■ What the exercise asks ■
Retype every entry exactly, character for character.

....

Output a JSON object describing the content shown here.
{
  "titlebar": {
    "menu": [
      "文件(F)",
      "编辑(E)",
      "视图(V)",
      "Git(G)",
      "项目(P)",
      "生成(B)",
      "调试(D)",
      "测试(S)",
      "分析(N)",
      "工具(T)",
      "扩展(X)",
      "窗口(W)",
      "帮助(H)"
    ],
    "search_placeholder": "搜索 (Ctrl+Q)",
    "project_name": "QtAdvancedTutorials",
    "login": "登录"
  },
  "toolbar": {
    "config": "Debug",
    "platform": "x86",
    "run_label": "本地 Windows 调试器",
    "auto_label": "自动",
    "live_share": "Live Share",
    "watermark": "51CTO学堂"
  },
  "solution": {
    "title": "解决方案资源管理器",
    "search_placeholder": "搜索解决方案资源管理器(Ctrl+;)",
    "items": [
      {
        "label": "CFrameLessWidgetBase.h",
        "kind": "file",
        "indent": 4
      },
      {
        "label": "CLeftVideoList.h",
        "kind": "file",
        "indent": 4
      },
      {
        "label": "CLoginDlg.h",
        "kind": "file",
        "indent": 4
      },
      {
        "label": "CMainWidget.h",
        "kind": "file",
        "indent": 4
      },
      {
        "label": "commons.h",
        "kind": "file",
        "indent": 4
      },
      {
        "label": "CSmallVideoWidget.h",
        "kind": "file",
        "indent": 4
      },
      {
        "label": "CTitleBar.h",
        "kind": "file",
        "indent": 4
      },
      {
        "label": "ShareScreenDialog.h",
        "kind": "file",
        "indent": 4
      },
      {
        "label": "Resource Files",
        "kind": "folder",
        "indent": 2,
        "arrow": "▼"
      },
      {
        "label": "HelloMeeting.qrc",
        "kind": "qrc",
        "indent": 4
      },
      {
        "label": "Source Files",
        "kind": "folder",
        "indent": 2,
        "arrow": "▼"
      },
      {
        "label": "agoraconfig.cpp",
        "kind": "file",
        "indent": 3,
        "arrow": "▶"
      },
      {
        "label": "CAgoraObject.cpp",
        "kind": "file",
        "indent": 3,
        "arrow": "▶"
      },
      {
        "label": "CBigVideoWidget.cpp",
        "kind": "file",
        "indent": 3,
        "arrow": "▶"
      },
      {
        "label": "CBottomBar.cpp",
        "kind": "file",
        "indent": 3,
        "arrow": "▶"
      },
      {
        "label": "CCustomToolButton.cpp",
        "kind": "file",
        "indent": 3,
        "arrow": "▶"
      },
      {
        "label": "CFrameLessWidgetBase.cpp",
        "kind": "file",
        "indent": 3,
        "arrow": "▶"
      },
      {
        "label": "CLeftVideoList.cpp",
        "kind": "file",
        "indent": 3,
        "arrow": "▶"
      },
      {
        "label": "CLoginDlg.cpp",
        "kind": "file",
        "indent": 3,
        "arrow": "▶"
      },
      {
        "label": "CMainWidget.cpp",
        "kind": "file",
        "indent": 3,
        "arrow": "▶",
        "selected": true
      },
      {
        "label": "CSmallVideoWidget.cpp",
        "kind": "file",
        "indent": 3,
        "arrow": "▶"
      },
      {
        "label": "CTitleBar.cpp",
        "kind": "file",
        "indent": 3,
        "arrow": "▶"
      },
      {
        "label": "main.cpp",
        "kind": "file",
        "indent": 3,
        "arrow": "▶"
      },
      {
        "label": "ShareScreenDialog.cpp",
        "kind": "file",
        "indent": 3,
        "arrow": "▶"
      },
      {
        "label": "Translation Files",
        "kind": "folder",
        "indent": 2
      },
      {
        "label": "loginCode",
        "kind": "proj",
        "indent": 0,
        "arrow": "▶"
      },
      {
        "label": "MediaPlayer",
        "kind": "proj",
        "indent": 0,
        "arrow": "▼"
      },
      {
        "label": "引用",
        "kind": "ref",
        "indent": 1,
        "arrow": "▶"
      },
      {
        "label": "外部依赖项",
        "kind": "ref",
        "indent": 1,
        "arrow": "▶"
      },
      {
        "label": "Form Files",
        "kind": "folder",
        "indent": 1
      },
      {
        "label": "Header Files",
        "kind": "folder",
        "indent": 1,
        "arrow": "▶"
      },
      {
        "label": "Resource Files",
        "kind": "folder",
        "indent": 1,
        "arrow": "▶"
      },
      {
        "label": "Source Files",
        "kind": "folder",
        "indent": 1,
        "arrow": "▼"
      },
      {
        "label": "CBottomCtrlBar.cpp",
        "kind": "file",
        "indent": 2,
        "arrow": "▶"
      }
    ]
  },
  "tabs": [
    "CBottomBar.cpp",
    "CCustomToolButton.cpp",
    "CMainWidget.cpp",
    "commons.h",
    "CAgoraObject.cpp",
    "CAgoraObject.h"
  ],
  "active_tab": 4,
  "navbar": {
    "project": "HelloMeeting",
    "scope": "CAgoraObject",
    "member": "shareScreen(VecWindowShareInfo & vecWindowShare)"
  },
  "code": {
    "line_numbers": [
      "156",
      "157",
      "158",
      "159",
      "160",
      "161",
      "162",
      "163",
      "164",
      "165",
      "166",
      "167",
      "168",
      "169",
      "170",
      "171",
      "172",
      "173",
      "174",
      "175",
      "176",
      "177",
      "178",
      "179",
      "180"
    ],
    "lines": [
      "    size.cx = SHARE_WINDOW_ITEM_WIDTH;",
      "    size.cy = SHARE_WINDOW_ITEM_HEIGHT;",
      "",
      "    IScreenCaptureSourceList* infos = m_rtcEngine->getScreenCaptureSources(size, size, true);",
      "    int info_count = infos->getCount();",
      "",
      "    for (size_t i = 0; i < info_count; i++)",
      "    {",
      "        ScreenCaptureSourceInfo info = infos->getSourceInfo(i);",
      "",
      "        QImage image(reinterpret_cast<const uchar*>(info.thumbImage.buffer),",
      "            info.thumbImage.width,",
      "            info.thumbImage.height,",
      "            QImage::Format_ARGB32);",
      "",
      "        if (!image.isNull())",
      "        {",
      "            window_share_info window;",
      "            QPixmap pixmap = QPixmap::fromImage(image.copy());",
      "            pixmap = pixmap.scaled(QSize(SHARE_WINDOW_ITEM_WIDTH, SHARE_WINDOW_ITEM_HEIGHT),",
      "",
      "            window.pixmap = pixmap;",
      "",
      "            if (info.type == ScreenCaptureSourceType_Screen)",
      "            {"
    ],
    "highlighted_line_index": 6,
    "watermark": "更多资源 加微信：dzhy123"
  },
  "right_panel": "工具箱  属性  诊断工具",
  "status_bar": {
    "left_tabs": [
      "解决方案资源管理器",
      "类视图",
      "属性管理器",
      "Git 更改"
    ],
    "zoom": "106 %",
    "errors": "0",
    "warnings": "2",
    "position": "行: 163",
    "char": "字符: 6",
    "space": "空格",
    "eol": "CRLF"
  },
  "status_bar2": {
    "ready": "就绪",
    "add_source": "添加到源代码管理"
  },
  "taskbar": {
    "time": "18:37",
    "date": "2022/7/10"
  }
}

....

■ Exercise answer ■
Output a JSON object describing the content shown here.
{
  "titlebar": {
    "menu": [
      "文件(F)",
      "编辑(E)",
      "视图(V)",
      "Git(G)",
      "项目(P)",
      "生成(B)",
      "调试(D)",
      "测试(S)",
      "分析(N)",
      "工具(T)",
      "扩展(X)",
      "窗口(W)",
      "帮助(H)"
    ],
    "search_placeholder": "搜索 (Ctrl+Q)",
    "project_name": "QtAdvancedTutorials",
    "login": "登录"
  },
  "toolbar": {
    "config": "Debug",
    "platform": "x86",
    "run_label": "本地 Windows 调试器",
    "auto_label": "自动",
    "live_share": "Live Share",
    "watermark": "51CTO学堂"
  },
  "solution": {
    "title": "解决方案资源管理器",
    "search_placeholder": "搜索解决方案资源管理器(Ctrl+;)",
    "items": [
      {
        "label": "CFrameLessWidgetBase.h",
        "kind": "file",
        "indent": 4
      },
      {
        "label": "CLeftVideoList.h",
        "kind": "file",
        "indent": 4
      },
      {
        "label": "CLoginDlg.h",
        "kind": "file",
        "indent": 4
      },
      {
        "label": "CMainWidget.h",
        "kind": "file",
        "indent": 4
      },
      {
        "label": "commons.h",
        "kind": "file",
        "indent": 4
      },
      {
        "label": "CSmallVideoWidget.h",
        "kind": "file",
        "indent": 4
      },
      {
        "label": "CTitleBar.h",
        "kind": "file",
        "indent": 4
      },
      {
        "label": "ShareScreenDialog.h",
        "kind": "file",
        "indent": 4
      },
      {
        "label": "Resource Files",
        "kind": "folder",
        "indent": 2,
        "arrow": "▼"
      },
      {
        "label": "HelloMeeting.qrc",
        "kind": "qrc",
        "indent": 4
      },
      {
        "label": "Source Files",
        "kind": "folder",
        "indent": 2,
        "arrow": "▼"
      },
      {
        "label": "agoraconfig.cpp",
        "kind": "file",
        "indent": 3,
        "arrow": "▶"
      },
      {
        "label": "CAgoraObject.cpp",
        "kind": "file",
        "indent": 3,
        "arrow": "▶"
      },
      {
        "label": "CBigVideoWidget.cpp",
        "kind": "file",
        "indent": 3,
        "arrow": "▶"
      },
      {
        "label": "CBottomBar.cpp",
        "kind": "file",
        "indent": 3,
        "arrow": "▶"
      },
      {
        "label": "CCustomToolButton.cpp",
        "kind": "file",
        "indent": 3,
        "arrow": "▶"
      },
      {
        "label": "CFrameLessWidgetBase.cpp",
        "kind": "file",
        "indent": 3,
        "arrow": "▶"
      },
      {
        "label": "CLeftVideoList.cpp",
        "kind": "file",
        "indent": 3,
        "arrow": "▶"
      },
      {
        "label": "CLoginDlg.cpp",
        "kind": "file",
        "indent": 3,
        "arrow": "▶"
      },
      {
        "label": "CMainWidget.cpp",
        "kind": "file",
        "indent": 3,
        "arrow": "▶",
        "selected": true
      },
      {
        "label": "CSmallVideoWidget.cpp",
        "kind": "file",
        "indent": 3,
        "arrow": "▶"
      },
      {
        "label": "CTitleBar.cpp",
        "kind": "file",
        "indent": 3,
        "arrow": "▶"
      },
      {
        "label": "main.cpp",
        "kind": "file",
        "indent": 3,
        "arrow": "▶"
      },
      {
        "label": "ShareScreenDialog.cpp",
        "kind": "file",
        "indent": 3,
        "arrow": "▶"
      },
      {
        "label": "Translation Files",
        "kind": "folder",
        "indent": 2
      },
      {
        "label": "loginCode",
        "kind": "proj",
        "indent": 0,
        "arrow": "▶"
      },
      {
        "label": "MediaPlayer",
        "kind": "proj",
        "indent": 0,
        "arrow": "▼"
      },
      {
        "label": "引用",
        "kind": "ref",
        "indent": 1,
        "arrow": "▶"
      },
      {
        "label": "外部依赖项",
        "kind": "ref",
        "indent": 1,
        "arrow": "▶"
      },
      {
        "label": "Form Files",
        "kind": "folder",
        "indent": 1
      },
      {
        "label": "Header Files",
        "kind": "folder",
        "indent": 1,
        "arrow": "▶"
      },
      {
        "label": "Resource Files",
        "kind": "folder",
        "indent": 1,
        "arrow": "▶"
      },
      {
        "label": "Source Files",
        "kind": "folder",
        "indent": 1,
        "arrow": "▼"
      },
      {
        "label": "CBottomCtrlBar.cpp",
        "kind": "file",
        "indent": 2,
        "arrow": "▶"
      }
    ]
  },
  "tabs": [
    "CBottomBar.cpp",
    "CCustomToolButton.cpp",
    "CMainWidget.cpp",
    "commons.h",
    "CAgoraObject.cpp",
    "CAgoraObject.h"
  ],
  "active_tab": 4,
  "navbar": {
    "project": "HelloMeeting",
    "scope": "CAgoraObject",
    "member": "shareScreen(VecWindowShareInfo & vecWindowShare)"
  },
  "code": {
    "line_numbers": [
      "156",
      "157",
      "158",
      "159",
      "160",
      "161",
      "162",
      "163",
      "164",
      "165",
      "166",
      "167",
      "168",
      "169",
      "170",
      "171",
      "172",
      "173",
      "174",
      "175",
      "176",
      "177",
      "178",
      "179",
      "180"
    ],
    "lines": [
      "    size.cx = SHARE_WINDOW_ITEM_WIDTH;",
      "    size.cy = SHARE_WINDOW_ITEM_HEIGHT;",
      "",
      "    IScreenCaptureSourceList* infos = m_rtcEngine->getScreenCaptureSources(size, size, true);",
      "    int info_count = infos->getCount();",
      "",
      "    for (size_t i = 0; i < info_count; i++)",
      "    {",
      "        ScreenCaptureSourceInfo info = infos->getSourceInfo(i);",
      "",
      "        QImage image(reinterpret_cast<const uchar*>(info.thumbImage.buffer),",
      "            info.thumbImage.width,",
      "            info.thumbImage.height,",
      "            QImage::Format_ARGB32);",
      "",
      "        if (!image.isNull())",
      "        {",
      "            window_share_info window;",
      "            QPixmap pixmap = QPixmap::fromImage(image.copy());",
      "            pixmap = pixmap.scaled(QSize(SHARE_WINDOW_ITEM_WIDTH, SHARE_WINDOW_ITEM_HEIGHT),",
      "",
      "            window.pixmap = pixmap;",
      "",
      "            if (info.type == ScreenCaptureSourceType_Screen)",
      "            {"
    ],
    "highlighted_line_index": 6,
    "watermark": "更多资源 加微信：dzhy123"
  },
  "right_panel": "工具箱  属性  诊断工具",
  "status_bar": {
    "left_tabs": [
      "解决方案资源管理器",
      "类视图",
      "属性管理器",
      "Git 更改"
    ],
    "zoom": "106 %",
    "errors": "0",
    "warnings": "2",
    "position": "行: 163",
    "char": "字符: 6",
    "space": "空格",
    "eol": "CRLF"
  },
  "status_bar2": {
    "ready": "就绪",
    "add_source": "添加到源代码管理"
  },
  "taskbar": {
    "time": "18:37",
    "date": "2022/7/10"
  }
}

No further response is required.